_AIM_:
Write out the full listing exactly as given, minus the images.

* BEGIN EXCERPTED DATA *

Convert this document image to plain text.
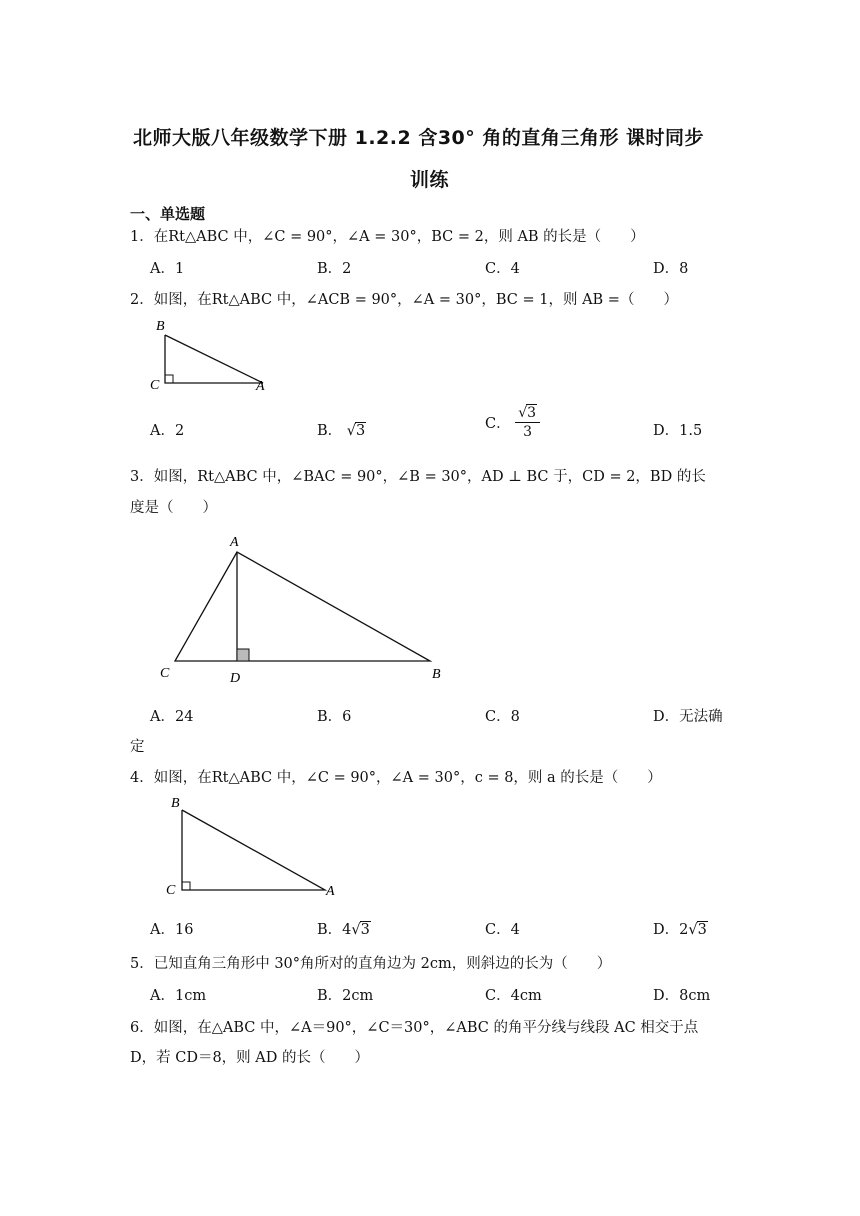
北师大版八年级数学下册 1.2.2 含30° 角的直角三角形 课时同步
训练
一、单选题
1．在Rt△ABC 中，∠C = 90°，∠A = 30°，BC = 2，则 AB 的长是（　　）
A．1	B．2	C．4	D．8
2．如图，在Rt△ABC 中，∠ACB = 90°，∠A = 30°，BC = 1，则 AB =（　　）
B
C	A
A．2	B． √3	C． $\frac{√3}{3}$	D．1.5
3．如图，Rt△ABC 中，∠BAC = 90°，∠B = 30°，AD ⊥ BC 于，CD = 2，BD 的长
度是（　　）
A
C	D	B
A．24	B．6	C．8	D．无法确
定
4．如图，在Rt△ABC 中，∠C = 90°，∠A = 30°，c = 8，则 a 的长是（　　）
B
C	A
A．16	B．4√3	C．4	D．2√3
5．已知直角三角形中 30°角所对的直角边为 2cm，则斜边的长为（　　）
A．1cm	B．2cm	C．4cm	D．8cm
6．如图，在△ABC 中，∠A＝90°，∠C＝30°，∠ABC 的角平分线与线段 AC 相交于点
D，若 CD＝8，则 AD 的长（　　）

* END EXCERPTED DATA *

_THE RESPONSE_:
Convert this document image to plain text.
北师大版八年级数学下册 1.2.2 含30° 角的直角三角形 课时同步
训练
一、单选题
1．在Rt△ABC 中，∠C = 90°，∠A = 30°，BC = 2，则 AB 的长是（　　）
A．1	B．2	C．4	D．8
2．如图，在Rt△ABC 中，∠ACB = 90°，∠A = 30°，BC = 1，则 AB =（　　）
B
C	A
A．2	B． √3	C． $\frac{√3}{3}$	D．1.5
3．如图，Rt△ABC 中，∠BAC = 90°，∠B = 30°，AD ⊥ BC 于，CD = 2，BD 的长
度是（　　）
A
C	D	B
A．24	B．6	C．8	D．无法确
定
4．如图，在Rt△ABC 中，∠C = 90°，∠A = 30°，c = 8，则 a 的长是（　　）
B
C	A
A．16	B．4√3	C．4	D．2√3
5．已知直角三角形中 30°角所对的直角边为 2cm，则斜边的长为（　　）
A．1cm	B．2cm	C．4cm	D．8cm
6．如图，在△ABC 中，∠A＝90°，∠C＝30°，∠ABC 的角平分线与线段 AC 相交于点
D，若 CD＝8，则 AD 的长（　　）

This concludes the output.